- EXERCISE OBJECTIVE -
Find the lines containing "sorte" and say how many there are, with no other words.
────────────────────────────────────────
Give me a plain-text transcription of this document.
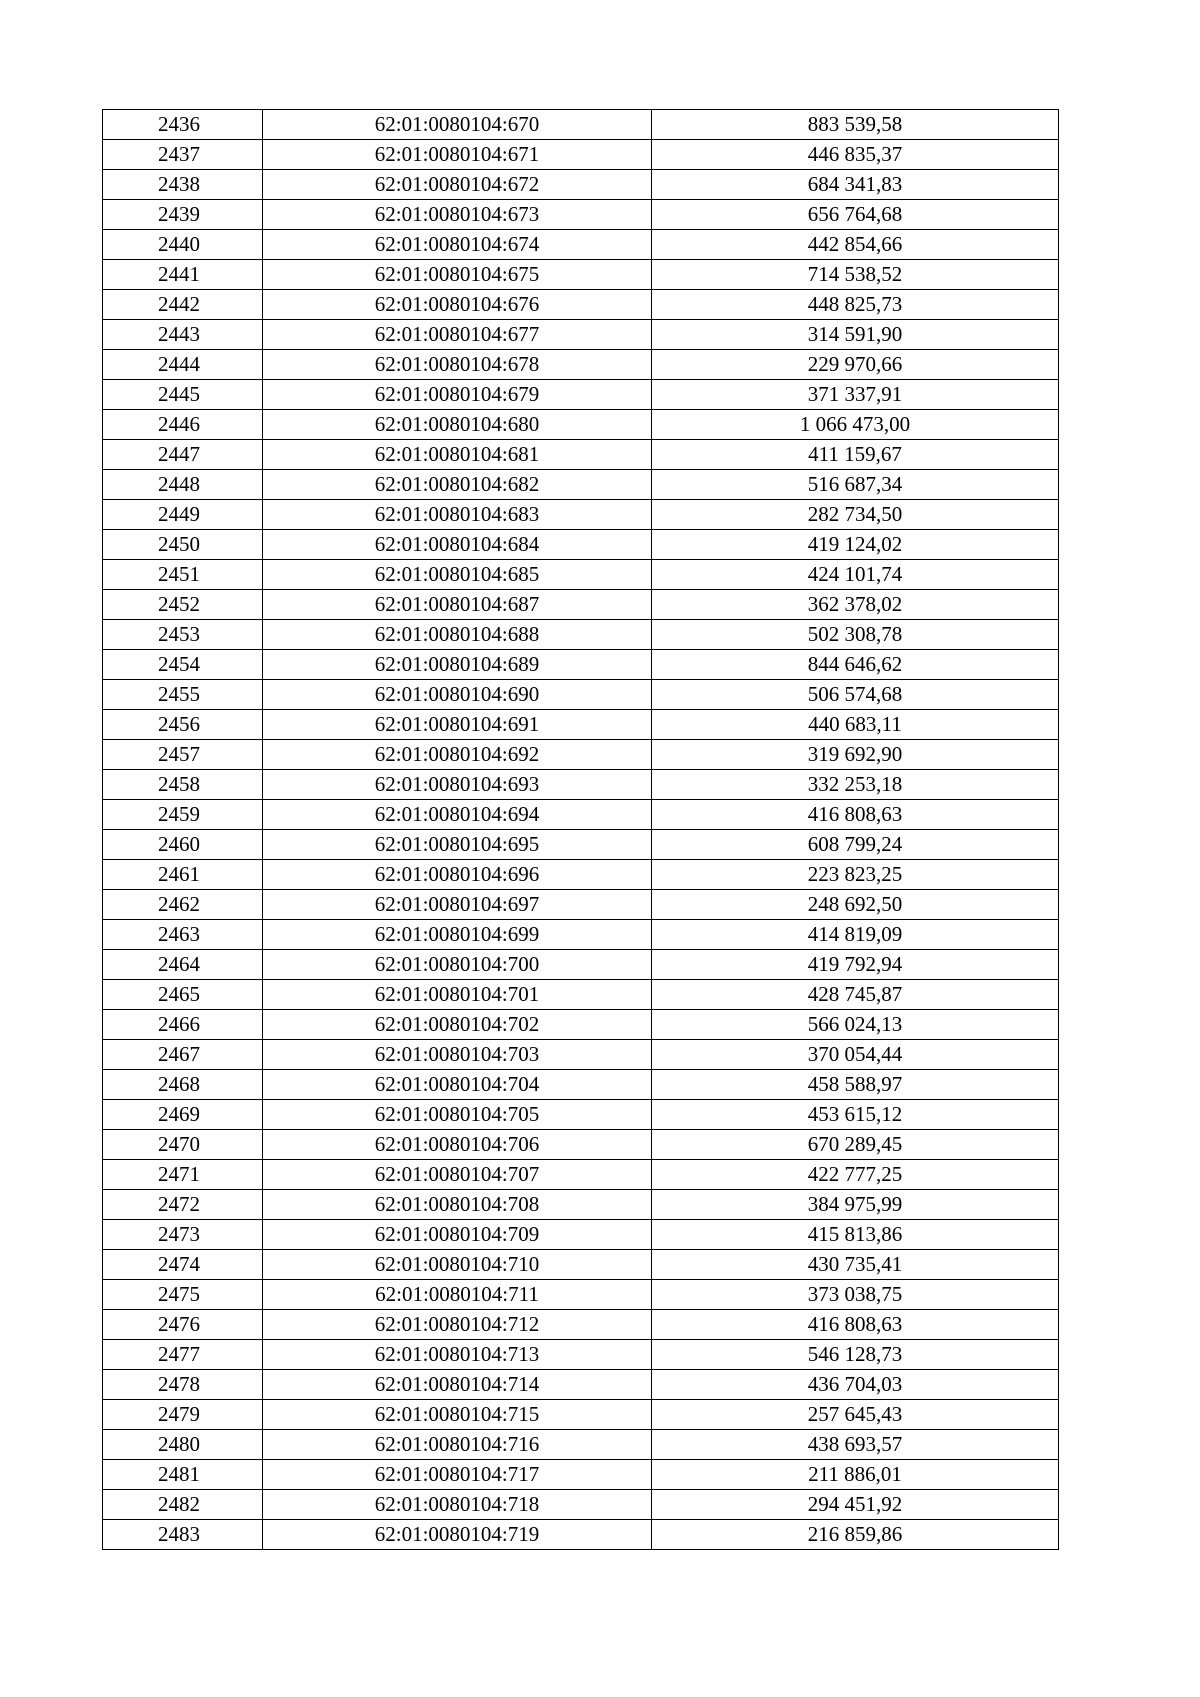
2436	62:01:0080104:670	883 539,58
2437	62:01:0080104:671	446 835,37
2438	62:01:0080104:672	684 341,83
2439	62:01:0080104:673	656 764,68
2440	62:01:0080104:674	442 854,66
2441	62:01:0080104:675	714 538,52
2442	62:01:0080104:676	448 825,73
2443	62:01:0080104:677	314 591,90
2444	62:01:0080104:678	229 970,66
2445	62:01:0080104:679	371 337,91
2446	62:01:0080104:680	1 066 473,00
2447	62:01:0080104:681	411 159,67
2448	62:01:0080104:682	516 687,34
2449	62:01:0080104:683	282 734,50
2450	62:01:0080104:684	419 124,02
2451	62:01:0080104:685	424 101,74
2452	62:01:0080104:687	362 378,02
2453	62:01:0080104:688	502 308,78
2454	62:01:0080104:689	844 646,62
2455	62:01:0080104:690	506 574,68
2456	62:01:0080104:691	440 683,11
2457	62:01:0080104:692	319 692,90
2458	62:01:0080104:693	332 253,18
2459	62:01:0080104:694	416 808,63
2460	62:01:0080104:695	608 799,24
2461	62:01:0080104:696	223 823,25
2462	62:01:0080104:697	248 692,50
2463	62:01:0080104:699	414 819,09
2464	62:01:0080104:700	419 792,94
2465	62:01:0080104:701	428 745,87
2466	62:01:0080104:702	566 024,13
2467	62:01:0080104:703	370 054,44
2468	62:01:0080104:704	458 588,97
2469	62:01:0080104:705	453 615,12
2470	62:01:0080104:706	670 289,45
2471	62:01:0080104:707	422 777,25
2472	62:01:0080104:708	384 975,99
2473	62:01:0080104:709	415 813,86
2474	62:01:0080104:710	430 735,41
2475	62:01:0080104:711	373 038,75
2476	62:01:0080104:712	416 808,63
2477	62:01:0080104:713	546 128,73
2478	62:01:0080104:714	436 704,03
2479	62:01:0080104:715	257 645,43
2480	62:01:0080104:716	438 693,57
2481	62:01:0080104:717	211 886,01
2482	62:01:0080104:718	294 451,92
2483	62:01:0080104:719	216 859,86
────────────────────────────────────────
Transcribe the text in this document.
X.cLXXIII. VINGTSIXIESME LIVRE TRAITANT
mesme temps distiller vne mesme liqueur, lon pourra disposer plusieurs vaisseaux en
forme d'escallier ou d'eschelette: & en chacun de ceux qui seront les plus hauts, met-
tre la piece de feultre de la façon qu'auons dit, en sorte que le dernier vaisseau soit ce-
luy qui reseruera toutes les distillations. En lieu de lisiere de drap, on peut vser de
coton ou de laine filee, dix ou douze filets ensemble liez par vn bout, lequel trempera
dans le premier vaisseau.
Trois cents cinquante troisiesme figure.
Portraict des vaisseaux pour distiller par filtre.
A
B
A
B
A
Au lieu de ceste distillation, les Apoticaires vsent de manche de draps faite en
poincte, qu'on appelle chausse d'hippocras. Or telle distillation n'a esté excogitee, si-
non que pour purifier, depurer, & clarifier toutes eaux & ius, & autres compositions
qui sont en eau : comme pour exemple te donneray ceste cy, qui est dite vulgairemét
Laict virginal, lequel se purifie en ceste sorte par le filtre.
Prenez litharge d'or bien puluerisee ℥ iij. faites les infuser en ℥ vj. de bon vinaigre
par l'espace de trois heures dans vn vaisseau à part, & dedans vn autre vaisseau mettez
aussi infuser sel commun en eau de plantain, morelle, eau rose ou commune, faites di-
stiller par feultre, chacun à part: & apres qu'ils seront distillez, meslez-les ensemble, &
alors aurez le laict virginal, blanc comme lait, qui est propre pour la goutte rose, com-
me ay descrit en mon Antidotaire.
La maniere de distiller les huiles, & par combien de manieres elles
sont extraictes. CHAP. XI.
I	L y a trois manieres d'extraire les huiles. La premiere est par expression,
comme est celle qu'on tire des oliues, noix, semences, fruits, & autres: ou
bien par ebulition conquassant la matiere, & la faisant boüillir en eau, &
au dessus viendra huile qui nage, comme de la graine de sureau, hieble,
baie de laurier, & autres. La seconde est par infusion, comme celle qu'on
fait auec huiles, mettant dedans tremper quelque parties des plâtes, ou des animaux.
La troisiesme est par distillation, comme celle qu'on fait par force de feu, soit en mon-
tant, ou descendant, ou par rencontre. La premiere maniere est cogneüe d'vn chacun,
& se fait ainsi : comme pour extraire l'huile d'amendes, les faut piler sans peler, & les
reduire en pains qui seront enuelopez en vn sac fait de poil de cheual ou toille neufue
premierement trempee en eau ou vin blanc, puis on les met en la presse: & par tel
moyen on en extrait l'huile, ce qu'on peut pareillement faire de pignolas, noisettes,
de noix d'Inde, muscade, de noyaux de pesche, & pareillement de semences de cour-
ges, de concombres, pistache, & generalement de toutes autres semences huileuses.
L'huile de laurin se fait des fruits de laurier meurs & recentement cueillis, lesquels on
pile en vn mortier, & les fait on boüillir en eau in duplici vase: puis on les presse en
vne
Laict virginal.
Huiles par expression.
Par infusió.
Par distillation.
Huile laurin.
────────────────────────────────────────
- FINAL RESULT -
2